** TO BE DONE **
Leave out the pictures and transcribe the rest of the records exactly.

— start EXTRACTED ENTRIES —

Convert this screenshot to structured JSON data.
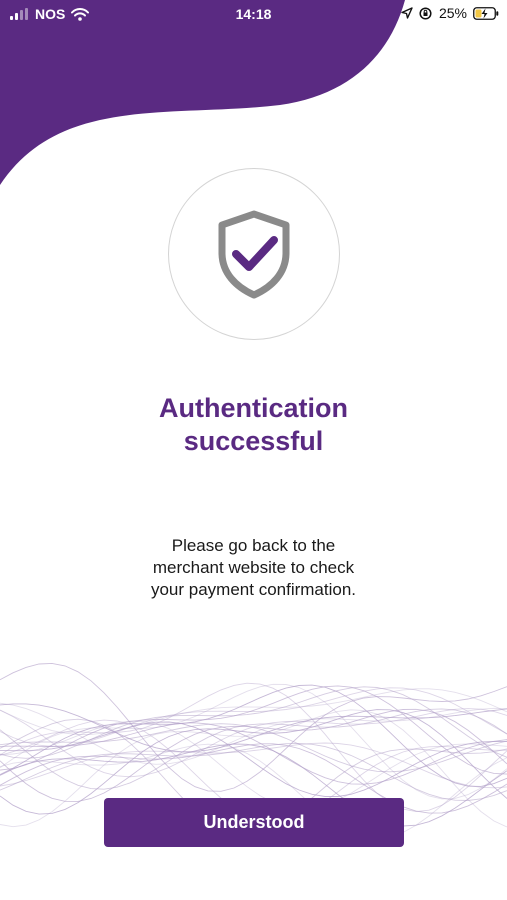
{
  "status_bar": {
    "carrier": "NOS",
    "time": "14:18",
    "battery_percent": "25%",
    "icons": [
      "signal-bars-icon",
      "wifi-icon",
      "location-arrow-icon",
      "orientation-lock-icon",
      "battery-charging-icon"
    ]
  },
  "content": {
    "icon": "shield-check-icon",
    "title_line1": "Authentication",
    "title_line2": "successful",
    "message_line1": "Please go back to the",
    "message_line2": "merchant website to check",
    "message_line3": "your payment confirmation."
  },
  "actions": {
    "understood_label": "Understood"
  },
  "colors": {
    "brand_purple": "#5a2a82",
    "shield_gray": "#8a8a8a",
    "wave_lavender": "#b3a2c9"
  }
}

— end EXTRACTED ENTRIES —

** RESULT OF THE TASK **
Convert this screenshot to structured JSON data.
{
  "status_bar": {
    "carrier": "NOS",
    "time": "14:18",
    "battery_percent": "25%",
    "icons": [
      "signal-bars-icon",
      "wifi-icon",
      "location-arrow-icon",
      "orientation-lock-icon",
      "battery-charging-icon"
    ]
  },
  "content": {
    "icon": "shield-check-icon",
    "title_line1": "Authentication",
    "title_line2": "successful",
    "message_line1": "Please go back to the",
    "message_line2": "merchant website to check",
    "message_line3": "your payment confirmation."
  },
  "actions": {
    "understood_label": "Understood"
  },
  "colors": {
    "brand_purple": "#5a2a82",
    "shield_gray": "#8a8a8a",
    "wave_lavender": "#b3a2c9"
  }
}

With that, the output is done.